(Data records)
— START —

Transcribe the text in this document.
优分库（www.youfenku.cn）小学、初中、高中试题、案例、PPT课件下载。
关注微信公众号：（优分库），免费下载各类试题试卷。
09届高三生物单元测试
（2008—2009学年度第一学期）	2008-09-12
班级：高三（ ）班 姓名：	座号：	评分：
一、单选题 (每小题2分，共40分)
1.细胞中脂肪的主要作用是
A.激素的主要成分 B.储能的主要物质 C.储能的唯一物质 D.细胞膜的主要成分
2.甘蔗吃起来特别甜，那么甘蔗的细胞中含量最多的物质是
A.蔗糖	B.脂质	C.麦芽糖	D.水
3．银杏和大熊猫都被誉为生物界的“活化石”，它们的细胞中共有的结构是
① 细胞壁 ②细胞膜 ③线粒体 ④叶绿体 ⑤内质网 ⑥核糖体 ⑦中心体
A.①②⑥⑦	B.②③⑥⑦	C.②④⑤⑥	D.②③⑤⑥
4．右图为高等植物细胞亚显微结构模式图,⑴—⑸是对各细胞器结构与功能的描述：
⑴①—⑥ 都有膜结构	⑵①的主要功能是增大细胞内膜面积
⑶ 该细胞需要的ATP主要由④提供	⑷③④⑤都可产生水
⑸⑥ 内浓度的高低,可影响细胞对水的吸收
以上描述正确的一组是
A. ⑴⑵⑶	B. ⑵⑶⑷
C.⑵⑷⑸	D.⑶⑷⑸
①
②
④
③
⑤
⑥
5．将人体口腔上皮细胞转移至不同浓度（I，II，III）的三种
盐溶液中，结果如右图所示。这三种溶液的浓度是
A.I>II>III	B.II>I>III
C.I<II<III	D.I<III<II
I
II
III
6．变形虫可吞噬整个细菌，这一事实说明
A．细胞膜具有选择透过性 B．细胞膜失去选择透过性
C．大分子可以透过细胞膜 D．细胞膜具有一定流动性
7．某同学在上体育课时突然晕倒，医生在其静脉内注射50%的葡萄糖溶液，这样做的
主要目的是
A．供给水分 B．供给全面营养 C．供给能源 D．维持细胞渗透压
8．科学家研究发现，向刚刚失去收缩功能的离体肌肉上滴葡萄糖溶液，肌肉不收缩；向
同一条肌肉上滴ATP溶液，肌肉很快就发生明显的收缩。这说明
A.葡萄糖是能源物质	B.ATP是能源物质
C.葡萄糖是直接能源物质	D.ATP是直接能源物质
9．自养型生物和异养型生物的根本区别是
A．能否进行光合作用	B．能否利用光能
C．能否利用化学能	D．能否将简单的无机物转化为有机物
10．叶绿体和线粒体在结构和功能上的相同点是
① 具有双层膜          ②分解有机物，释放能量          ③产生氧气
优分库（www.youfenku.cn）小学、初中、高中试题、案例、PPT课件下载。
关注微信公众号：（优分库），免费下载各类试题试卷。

— END —
— START —

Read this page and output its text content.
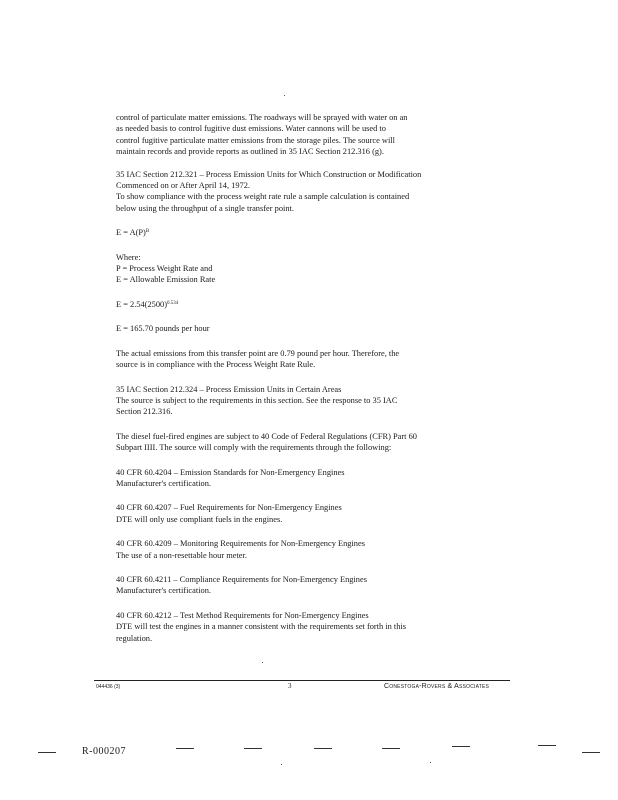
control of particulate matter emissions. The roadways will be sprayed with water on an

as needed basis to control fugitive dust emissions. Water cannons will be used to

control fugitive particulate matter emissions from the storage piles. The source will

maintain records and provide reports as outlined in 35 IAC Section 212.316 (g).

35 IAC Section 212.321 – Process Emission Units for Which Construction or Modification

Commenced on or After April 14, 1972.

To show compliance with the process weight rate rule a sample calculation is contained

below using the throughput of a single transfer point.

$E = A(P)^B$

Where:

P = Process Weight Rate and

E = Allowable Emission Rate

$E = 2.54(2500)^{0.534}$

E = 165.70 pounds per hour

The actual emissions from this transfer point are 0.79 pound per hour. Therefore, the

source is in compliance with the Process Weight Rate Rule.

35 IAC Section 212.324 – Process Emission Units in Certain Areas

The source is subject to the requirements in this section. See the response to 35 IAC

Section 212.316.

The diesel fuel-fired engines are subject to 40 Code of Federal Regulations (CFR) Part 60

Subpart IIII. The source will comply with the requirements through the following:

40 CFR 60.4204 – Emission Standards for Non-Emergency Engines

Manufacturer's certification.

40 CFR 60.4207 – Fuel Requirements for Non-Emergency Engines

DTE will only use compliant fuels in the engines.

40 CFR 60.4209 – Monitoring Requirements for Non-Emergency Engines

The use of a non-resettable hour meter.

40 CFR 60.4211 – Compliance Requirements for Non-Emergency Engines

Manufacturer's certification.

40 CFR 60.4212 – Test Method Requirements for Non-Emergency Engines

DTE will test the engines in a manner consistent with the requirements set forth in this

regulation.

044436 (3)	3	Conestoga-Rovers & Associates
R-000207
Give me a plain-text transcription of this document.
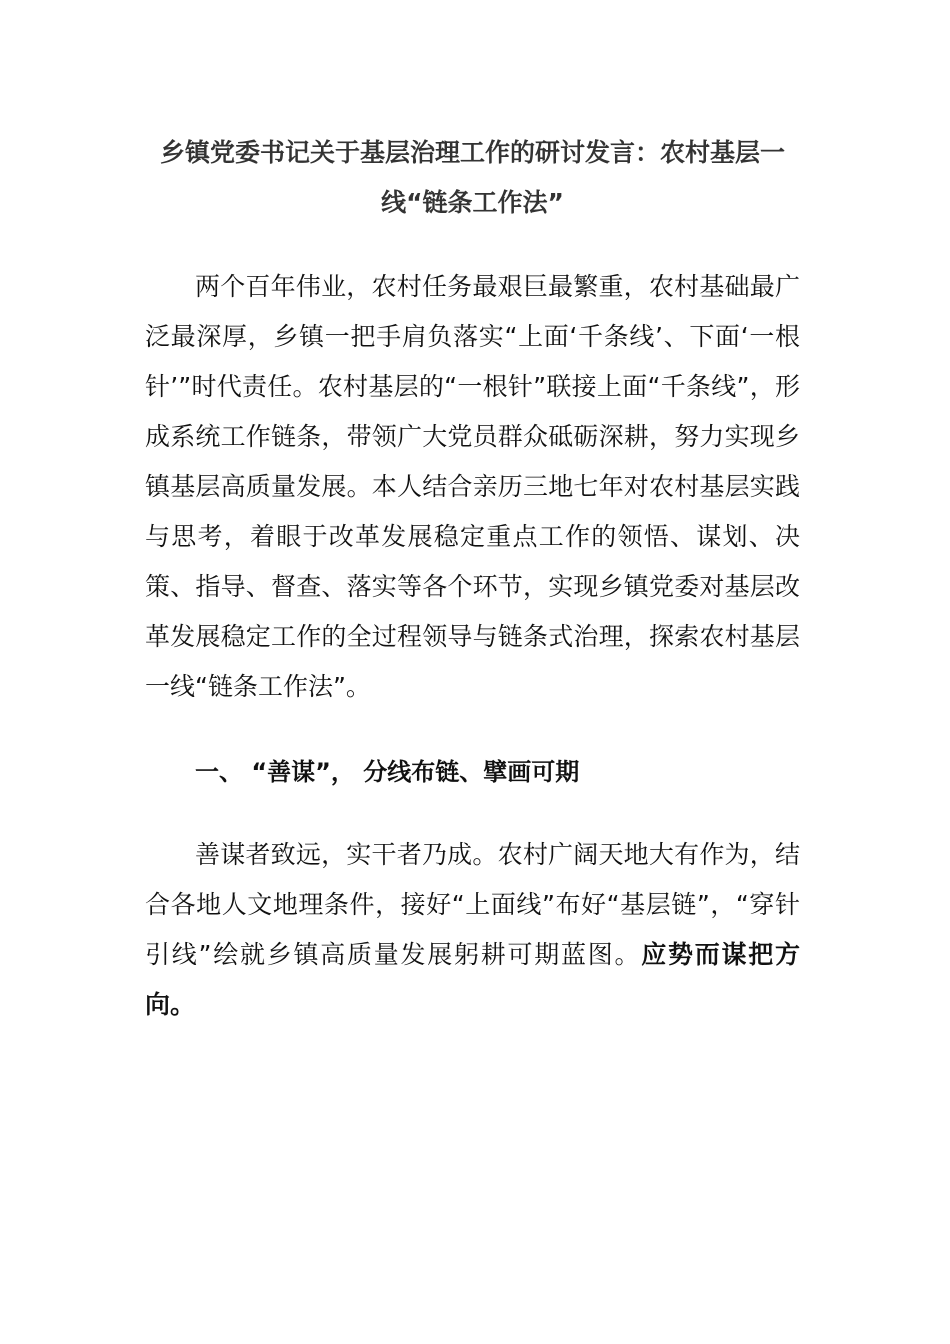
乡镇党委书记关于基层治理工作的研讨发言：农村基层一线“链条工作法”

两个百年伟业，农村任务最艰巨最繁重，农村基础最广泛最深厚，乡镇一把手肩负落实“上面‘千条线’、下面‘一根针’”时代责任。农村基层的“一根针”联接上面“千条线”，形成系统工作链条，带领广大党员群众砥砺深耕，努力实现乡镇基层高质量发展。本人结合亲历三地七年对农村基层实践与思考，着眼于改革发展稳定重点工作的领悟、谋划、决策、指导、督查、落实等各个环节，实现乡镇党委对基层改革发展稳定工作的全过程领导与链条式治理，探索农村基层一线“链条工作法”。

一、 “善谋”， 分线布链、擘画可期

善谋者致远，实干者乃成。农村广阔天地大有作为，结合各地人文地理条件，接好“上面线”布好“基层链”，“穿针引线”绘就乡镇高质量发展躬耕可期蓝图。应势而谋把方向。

— END —

# EXERCISE PROMPT
Pick out the lines above containing the word "control", then copy them.

# PROBLEM SOLUTION
control of particulate matter emissions. The roadways will be sprayed with water on an
as needed basis to control fugitive dust emissions. Water cannons will be used to
control fugitive particulate matter emissions from the storage piles. The source will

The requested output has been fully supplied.